* _你的任务_: 将下列各行中的“chevron-down-icon”全部替换为“dropdown-arrow-icon”，其余内容一律不动，然后写出全部各行。

* _所给条目_:
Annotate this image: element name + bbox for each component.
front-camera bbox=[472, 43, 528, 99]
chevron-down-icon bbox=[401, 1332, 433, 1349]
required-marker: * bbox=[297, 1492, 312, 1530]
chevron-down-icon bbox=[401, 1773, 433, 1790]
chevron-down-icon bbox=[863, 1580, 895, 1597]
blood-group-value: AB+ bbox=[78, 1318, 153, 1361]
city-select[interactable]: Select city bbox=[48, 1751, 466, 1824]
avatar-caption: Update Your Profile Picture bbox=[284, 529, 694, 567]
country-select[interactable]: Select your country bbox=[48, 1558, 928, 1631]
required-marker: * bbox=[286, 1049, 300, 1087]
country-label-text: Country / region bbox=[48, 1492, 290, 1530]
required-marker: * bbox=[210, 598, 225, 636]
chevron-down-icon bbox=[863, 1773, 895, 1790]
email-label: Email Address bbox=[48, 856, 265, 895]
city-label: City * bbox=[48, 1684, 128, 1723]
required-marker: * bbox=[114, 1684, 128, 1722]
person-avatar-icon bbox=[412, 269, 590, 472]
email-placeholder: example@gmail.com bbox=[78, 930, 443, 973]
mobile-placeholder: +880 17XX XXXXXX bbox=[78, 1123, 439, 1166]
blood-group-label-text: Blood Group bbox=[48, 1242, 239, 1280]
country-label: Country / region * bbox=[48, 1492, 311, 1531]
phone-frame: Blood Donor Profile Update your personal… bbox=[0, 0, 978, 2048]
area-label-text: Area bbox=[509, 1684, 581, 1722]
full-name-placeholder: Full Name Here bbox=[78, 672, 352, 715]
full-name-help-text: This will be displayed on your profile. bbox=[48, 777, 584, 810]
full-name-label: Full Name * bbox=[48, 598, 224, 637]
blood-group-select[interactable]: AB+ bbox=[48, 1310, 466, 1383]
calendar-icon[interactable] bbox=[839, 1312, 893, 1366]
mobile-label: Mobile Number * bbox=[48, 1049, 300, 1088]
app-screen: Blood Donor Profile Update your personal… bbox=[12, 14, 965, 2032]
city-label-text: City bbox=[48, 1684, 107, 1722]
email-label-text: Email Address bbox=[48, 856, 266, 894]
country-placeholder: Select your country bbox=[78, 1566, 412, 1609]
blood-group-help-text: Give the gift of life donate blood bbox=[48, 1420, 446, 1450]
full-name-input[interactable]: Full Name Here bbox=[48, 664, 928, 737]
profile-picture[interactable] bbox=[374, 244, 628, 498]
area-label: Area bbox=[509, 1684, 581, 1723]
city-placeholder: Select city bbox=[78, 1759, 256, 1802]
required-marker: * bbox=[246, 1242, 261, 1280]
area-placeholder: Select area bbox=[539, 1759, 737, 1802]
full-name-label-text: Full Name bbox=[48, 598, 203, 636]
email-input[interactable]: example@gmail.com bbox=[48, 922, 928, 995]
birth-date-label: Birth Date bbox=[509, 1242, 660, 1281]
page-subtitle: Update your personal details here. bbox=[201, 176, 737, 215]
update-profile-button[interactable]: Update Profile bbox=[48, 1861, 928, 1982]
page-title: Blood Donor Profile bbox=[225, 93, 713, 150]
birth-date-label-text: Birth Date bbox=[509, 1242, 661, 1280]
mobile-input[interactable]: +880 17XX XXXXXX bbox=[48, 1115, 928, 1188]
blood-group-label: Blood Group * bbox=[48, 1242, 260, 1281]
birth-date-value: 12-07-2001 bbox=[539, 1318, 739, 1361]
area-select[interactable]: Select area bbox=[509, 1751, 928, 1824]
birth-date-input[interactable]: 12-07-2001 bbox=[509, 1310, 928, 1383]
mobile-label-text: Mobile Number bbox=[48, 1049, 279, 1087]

* _本题答案_:
Annotate this image: element name + bbox for each component.
front-camera bbox=[472, 43, 528, 99]
dropdown-arrow-icon bbox=[401, 1332, 433, 1349]
required-marker: * bbox=[297, 1492, 312, 1530]
dropdown-arrow-icon bbox=[401, 1773, 433, 1790]
dropdown-arrow-icon bbox=[863, 1580, 895, 1597]
blood-group-value: AB+ bbox=[78, 1318, 153, 1361]
city-select[interactable]: Select city bbox=[48, 1751, 466, 1824]
avatar-caption: Update Your Profile Picture bbox=[284, 529, 694, 567]
country-select[interactable]: Select your country bbox=[48, 1558, 928, 1631]
required-marker: * bbox=[286, 1049, 300, 1087]
country-label-text: Country / region bbox=[48, 1492, 290, 1530]
required-marker: * bbox=[210, 598, 225, 636]
dropdown-arrow-icon bbox=[863, 1773, 895, 1790]
email-label: Email Address bbox=[48, 856, 265, 895]
city-label: City * bbox=[48, 1684, 128, 1723]
required-marker: * bbox=[114, 1684, 128, 1722]
person-avatar-icon bbox=[412, 269, 590, 472]
email-placeholder: example@gmail.com bbox=[78, 930, 443, 973]
mobile-placeholder: +880 17XX XXXXXX bbox=[78, 1123, 439, 1166]
blood-group-label-text: Blood Group bbox=[48, 1242, 239, 1280]
country-label: Country / region * bbox=[48, 1492, 311, 1531]
phone-frame: Blood Donor Profile Update your personal… bbox=[0, 0, 978, 2048]
area-label-text: Area bbox=[509, 1684, 581, 1722]
full-name-placeholder: Full Name Here bbox=[78, 672, 352, 715]
full-name-help-text: This will be displayed on your profile. bbox=[48, 777, 584, 810]
full-name-label: Full Name * bbox=[48, 598, 224, 637]
blood-group-select[interactable]: AB+ bbox=[48, 1310, 466, 1383]
calendar-icon[interactable] bbox=[839, 1312, 893, 1366]
mobile-label: Mobile Number * bbox=[48, 1049, 300, 1088]
app-screen: Blood Donor Profile Update your personal… bbox=[12, 14, 965, 2032]
city-label-text: City bbox=[48, 1684, 107, 1722]
email-label-text: Email Address bbox=[48, 856, 266, 894]
country-placeholder: Select your country bbox=[78, 1566, 412, 1609]
blood-group-help-text: Give the gift of life donate blood bbox=[48, 1420, 446, 1450]
full-name-input[interactable]: Full Name Here bbox=[48, 664, 928, 737]
profile-picture[interactable] bbox=[374, 244, 628, 498]
area-label: Area bbox=[509, 1684, 581, 1723]
city-placeholder: Select city bbox=[78, 1759, 256, 1802]
required-marker: * bbox=[246, 1242, 261, 1280]
area-placeholder: Select area bbox=[539, 1759, 737, 1802]
full-name-label-text: Full Name bbox=[48, 598, 203, 636]
email-input[interactable]: example@gmail.com bbox=[48, 922, 928, 995]
birth-date-label: Birth Date bbox=[509, 1242, 660, 1281]
page-subtitle: Update your personal details here. bbox=[201, 176, 737, 215]
update-profile-button[interactable]: Update Profile bbox=[48, 1861, 928, 1982]
page-title: Blood Donor Profile bbox=[225, 93, 713, 150]
birth-date-label-text: Birth Date bbox=[509, 1242, 661, 1280]
mobile-input[interactable]: +880 17XX XXXXXX bbox=[48, 1115, 928, 1188]
blood-group-label: Blood Group * bbox=[48, 1242, 260, 1281]
birth-date-value: 12-07-2001 bbox=[539, 1318, 739, 1361]
area-select[interactable]: Select area bbox=[509, 1751, 928, 1824]
birth-date-input[interactable]: 12-07-2001 bbox=[509, 1310, 928, 1383]
mobile-label-text: Mobile Number bbox=[48, 1049, 279, 1087]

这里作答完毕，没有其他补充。